AIM: Sort through the data and copy the lines holding the word "Zero".

### DATA FOR THE TASK

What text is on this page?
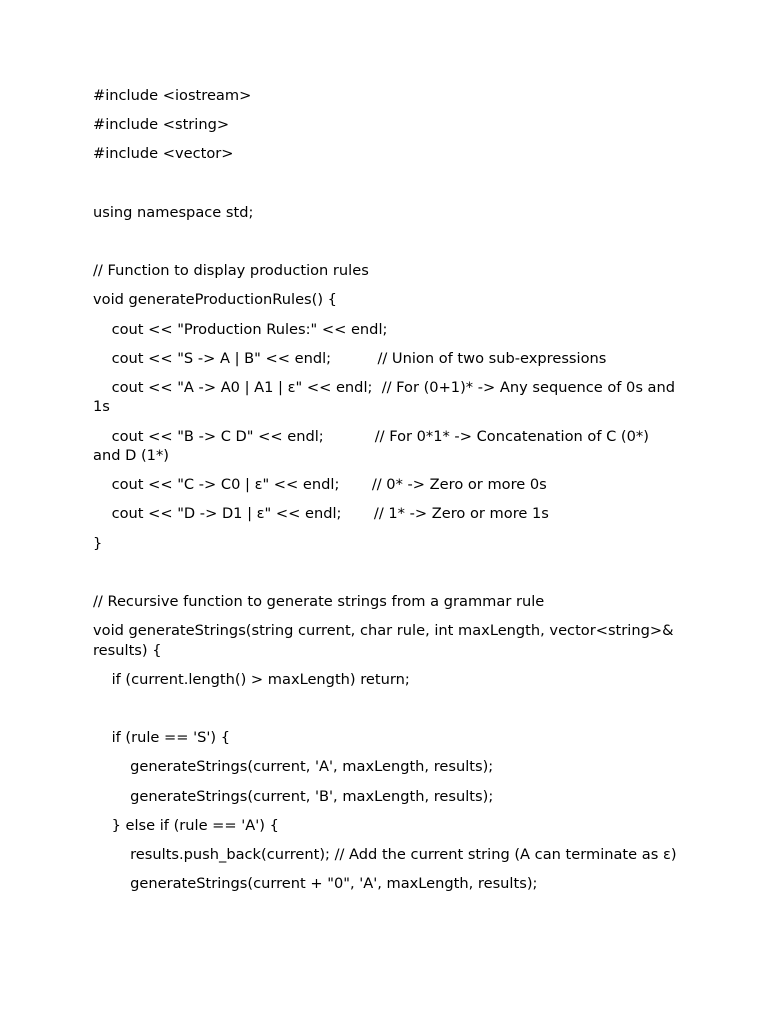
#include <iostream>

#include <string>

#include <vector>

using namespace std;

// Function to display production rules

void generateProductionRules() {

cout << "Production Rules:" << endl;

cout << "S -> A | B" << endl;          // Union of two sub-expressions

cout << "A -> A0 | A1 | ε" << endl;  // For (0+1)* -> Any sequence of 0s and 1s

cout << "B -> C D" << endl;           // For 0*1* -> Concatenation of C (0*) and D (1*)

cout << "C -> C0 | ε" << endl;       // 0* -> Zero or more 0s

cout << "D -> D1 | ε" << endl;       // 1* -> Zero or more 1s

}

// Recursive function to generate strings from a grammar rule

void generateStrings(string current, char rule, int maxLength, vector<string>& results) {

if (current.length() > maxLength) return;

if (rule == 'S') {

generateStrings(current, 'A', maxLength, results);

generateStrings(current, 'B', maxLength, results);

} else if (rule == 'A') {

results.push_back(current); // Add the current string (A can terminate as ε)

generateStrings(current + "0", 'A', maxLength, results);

######
### DATA FOR THE TASK

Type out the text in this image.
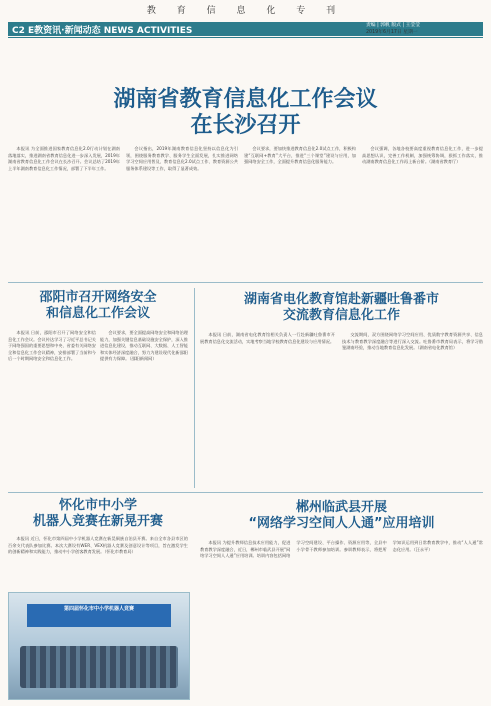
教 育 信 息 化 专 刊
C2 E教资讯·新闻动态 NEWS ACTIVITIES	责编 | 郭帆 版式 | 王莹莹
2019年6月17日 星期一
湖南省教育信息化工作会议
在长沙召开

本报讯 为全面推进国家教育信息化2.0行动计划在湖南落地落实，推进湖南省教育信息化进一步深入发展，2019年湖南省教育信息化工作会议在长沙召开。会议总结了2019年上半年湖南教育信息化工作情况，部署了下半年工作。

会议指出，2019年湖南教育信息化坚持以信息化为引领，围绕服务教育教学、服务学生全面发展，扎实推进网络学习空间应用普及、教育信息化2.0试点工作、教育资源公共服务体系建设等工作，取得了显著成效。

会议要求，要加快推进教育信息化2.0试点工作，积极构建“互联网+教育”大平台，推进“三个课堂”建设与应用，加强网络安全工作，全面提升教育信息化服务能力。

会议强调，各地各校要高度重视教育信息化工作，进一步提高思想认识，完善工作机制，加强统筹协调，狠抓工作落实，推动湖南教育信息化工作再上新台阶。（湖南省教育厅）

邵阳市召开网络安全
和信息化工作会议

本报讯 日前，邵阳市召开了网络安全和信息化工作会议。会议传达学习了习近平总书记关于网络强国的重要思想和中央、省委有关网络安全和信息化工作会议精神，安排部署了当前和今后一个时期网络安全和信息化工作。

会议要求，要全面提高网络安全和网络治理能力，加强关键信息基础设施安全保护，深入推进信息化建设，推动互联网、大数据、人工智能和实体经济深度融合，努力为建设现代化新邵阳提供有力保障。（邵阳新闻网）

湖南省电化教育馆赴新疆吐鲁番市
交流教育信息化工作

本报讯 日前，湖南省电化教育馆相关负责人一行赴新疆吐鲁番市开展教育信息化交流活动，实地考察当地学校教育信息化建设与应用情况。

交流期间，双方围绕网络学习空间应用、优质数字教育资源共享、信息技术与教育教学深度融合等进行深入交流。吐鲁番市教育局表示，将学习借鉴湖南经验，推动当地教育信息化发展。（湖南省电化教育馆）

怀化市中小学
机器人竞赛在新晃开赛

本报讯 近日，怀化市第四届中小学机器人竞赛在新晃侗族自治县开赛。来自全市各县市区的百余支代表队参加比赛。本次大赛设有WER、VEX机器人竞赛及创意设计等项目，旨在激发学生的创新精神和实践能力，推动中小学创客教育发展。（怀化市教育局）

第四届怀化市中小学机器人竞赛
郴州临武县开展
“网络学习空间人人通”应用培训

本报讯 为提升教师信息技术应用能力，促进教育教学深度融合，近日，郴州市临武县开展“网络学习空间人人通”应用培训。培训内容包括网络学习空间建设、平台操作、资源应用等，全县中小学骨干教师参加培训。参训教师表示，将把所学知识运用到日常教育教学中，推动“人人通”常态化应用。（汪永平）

######

FINAL ANSWER:
cout << "C -> C0 | ε" << endl;       // 0* -> Zero or more 0s
cout << "D -> D1 | ε" << endl;       // 1* -> Zero or more 1s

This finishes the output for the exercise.